[Figure record listings]

-- start --

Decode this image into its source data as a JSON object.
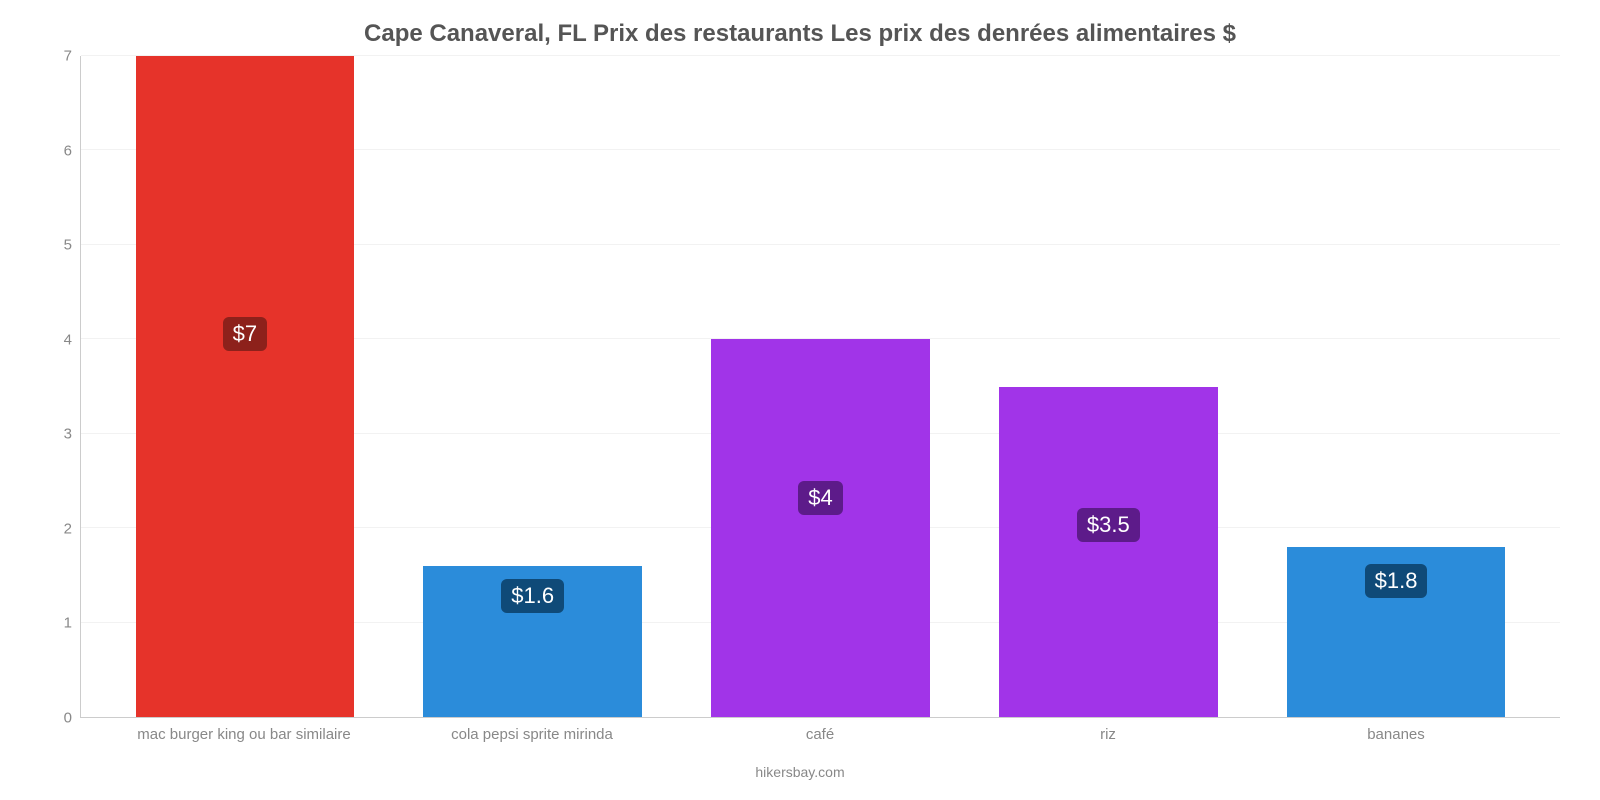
{
  "chart": {
    "type": "bar",
    "title": "Cape Canaveral, FL Prix des restaurants Les prix des denrées alimentaires $",
    "title_fontsize": 24,
    "title_color": "#555555",
    "background_color": "#ffffff",
    "grid_color": "#f2f2f2",
    "axis_color": "#cccccc",
    "tick_label_color": "#888888",
    "tick_label_fontsize": 15,
    "ylim": [
      0,
      7
    ],
    "ytick_step": 1,
    "yticks": [
      {
        "value": 0,
        "label": "0"
      },
      {
        "value": 1,
        "label": "1"
      },
      {
        "value": 2,
        "label": "2"
      },
      {
        "value": 3,
        "label": "3"
      },
      {
        "value": 4,
        "label": "4"
      },
      {
        "value": 5,
        "label": "5"
      },
      {
        "value": 6,
        "label": "6"
      },
      {
        "value": 7,
        "label": "7"
      }
    ],
    "bar_width_ratio": 0.76,
    "bars": [
      {
        "category": "mac burger king ou bar similaire",
        "value": 7,
        "value_label": "$7",
        "bar_color": "#e6332a",
        "label_bg_color": "#8d211b",
        "label_text_color": "#ffffff"
      },
      {
        "category": "cola pepsi sprite mirinda",
        "value": 1.6,
        "value_label": "$1.6",
        "bar_color": "#2b8cda",
        "label_bg_color": "#0f4a78",
        "label_text_color": "#ffffff"
      },
      {
        "category": "café",
        "value": 4,
        "value_label": "$4",
        "bar_color": "#a134e8",
        "label_bg_color": "#5d1b8a",
        "label_text_color": "#ffffff"
      },
      {
        "category": "riz",
        "value": 3.5,
        "value_label": "$3.5",
        "bar_color": "#a134e8",
        "label_bg_color": "#5d1b8a",
        "label_text_color": "#ffffff"
      },
      {
        "category": "bananes",
        "value": 1.8,
        "value_label": "$1.8",
        "bar_color": "#2b8cda",
        "label_bg_color": "#0f4a78",
        "label_text_color": "#ffffff"
      }
    ],
    "value_label_fontsize": 22,
    "source_text": "hikersbay.com"
  }
}
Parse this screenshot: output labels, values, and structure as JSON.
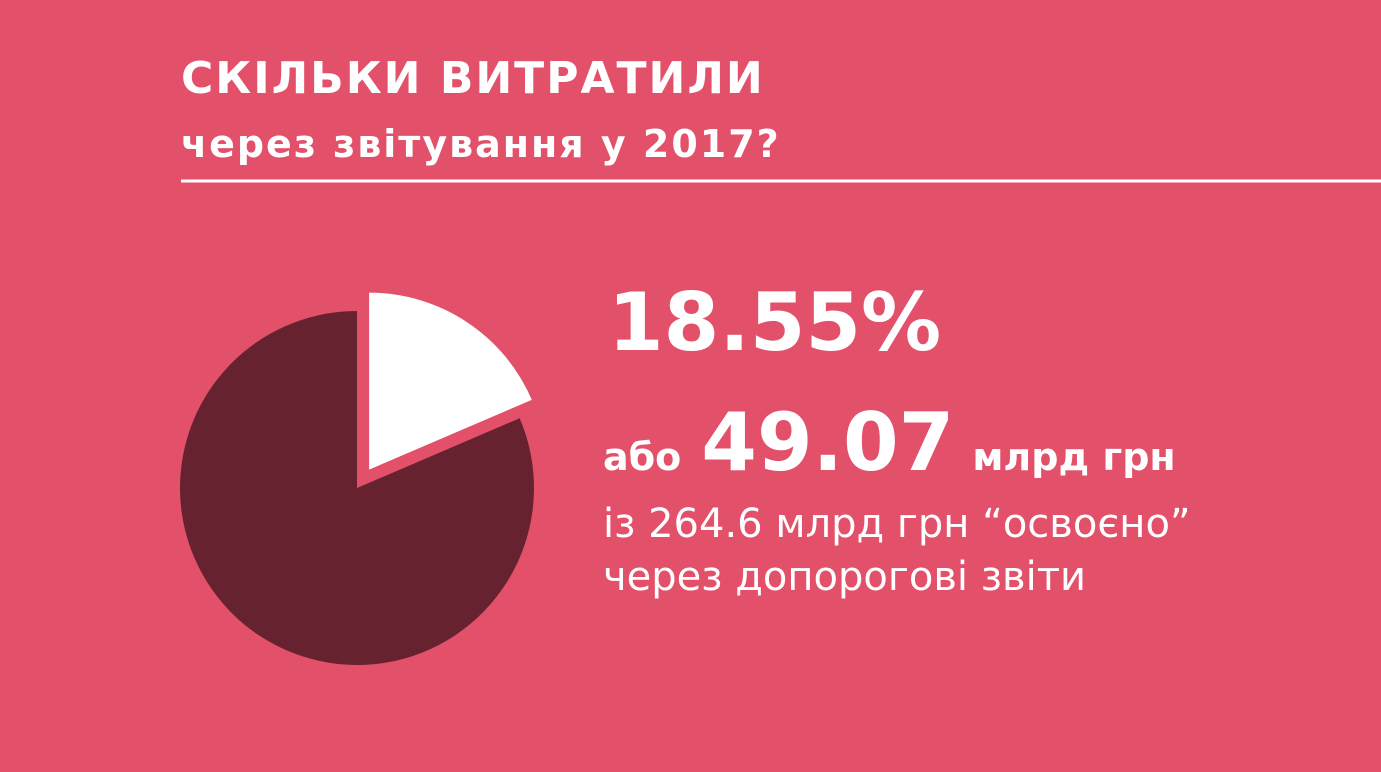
{
  "chart_data": {
    "type": "pie",
    "title": "СКІЛЬКИ ВИТРАТИЛИ",
    "subtitle": "через звітування у 2017?",
    "values": [
      18.55,
      81.45
    ],
    "value_labels": [
      "18.55%",
      null
    ],
    "colors": [
      "#ffffff",
      "#66232f"
    ],
    "annotations": [
      "або",
      "49.07",
      "млрд грн",
      "із 264.6 млрд грн “освоєно”",
      "через допорогові звіти"
    ]
  }
}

-- end --

Reproduce the listing above exactly, excluding all pictures.

## Finished exercise
Decode this image into its source data as a JSON object.
{
  "chart": {
    "type": "bar",
    "title": "Cape Canaveral, FL Prix des restaurants Les prix des denrées alimentaires $",
    "title_fontsize": 24,
    "title_color": "#555555",
    "background_color": "#ffffff",
    "grid_color": "#f2f2f2",
    "axis_color": "#cccccc",
    "tick_label_color": "#888888",
    "tick_label_fontsize": 15,
    "ylim": [
      0,
      7
    ],
    "ytick_step": 1,
    "yticks": [
      {
        "value": 0,
        "label": "0"
      },
      {
        "value": 1,
        "label": "1"
      },
      {
        "value": 2,
        "label": "2"
      },
      {
        "value": 3,
        "label": "3"
      },
      {
        "value": 4,
        "label": "4"
      },
      {
        "value": 5,
        "label": "5"
      },
      {
        "value": 6,
        "label": "6"
      },
      {
        "value": 7,
        "label": "7"
      }
    ],
    "bar_width_ratio": 0.76,
    "bars": [
      {
        "category": "mac burger king ou bar similaire",
        "value": 7,
        "value_label": "$7",
        "bar_color": "#e6332a",
        "label_bg_color": "#8d211b",
        "label_text_color": "#ffffff"
      },
      {
        "category": "cola pepsi sprite mirinda",
        "value": 1.6,
        "value_label": "$1.6",
        "bar_color": "#2b8cda",
        "label_bg_color": "#0f4a78",
        "label_text_color": "#ffffff"
      },
      {
        "category": "café",
        "value": 4,
        "value_label": "$4",
        "bar_color": "#a134e8",
        "label_bg_color": "#5d1b8a",
        "label_text_color": "#ffffff"
      },
      {
        "category": "riz",
        "value": 3.5,
        "value_label": "$3.5",
        "bar_color": "#a134e8",
        "label_bg_color": "#5d1b8a",
        "label_text_color": "#ffffff"
      },
      {
        "category": "bananes",
        "value": 1.8,
        "value_label": "$1.8",
        "bar_color": "#2b8cda",
        "label_bg_color": "#0f4a78",
        "label_text_color": "#ffffff"
      }
    ],
    "value_label_fontsize": 22,
    "source_text": "hikersbay.com"
  }
}
Parse this screenshot: output labels, values, and structure as JSON.
{
  "chart_data": {
    "type": "pie",
    "title": "СКІЛЬКИ ВИТРАТИЛИ",
    "subtitle": "через звітування у 2017?",
    "values": [
      18.55,
      81.45
    ],
    "value_labels": [
      "18.55%",
      null
    ],
    "colors": [
      "#ffffff",
      "#66232f"
    ],
    "annotations": [
      "або",
      "49.07",
      "млрд грн",
      "із 264.6 млрд грн “освоєно”",
      "через допорогові звіти"
    ]
  }
}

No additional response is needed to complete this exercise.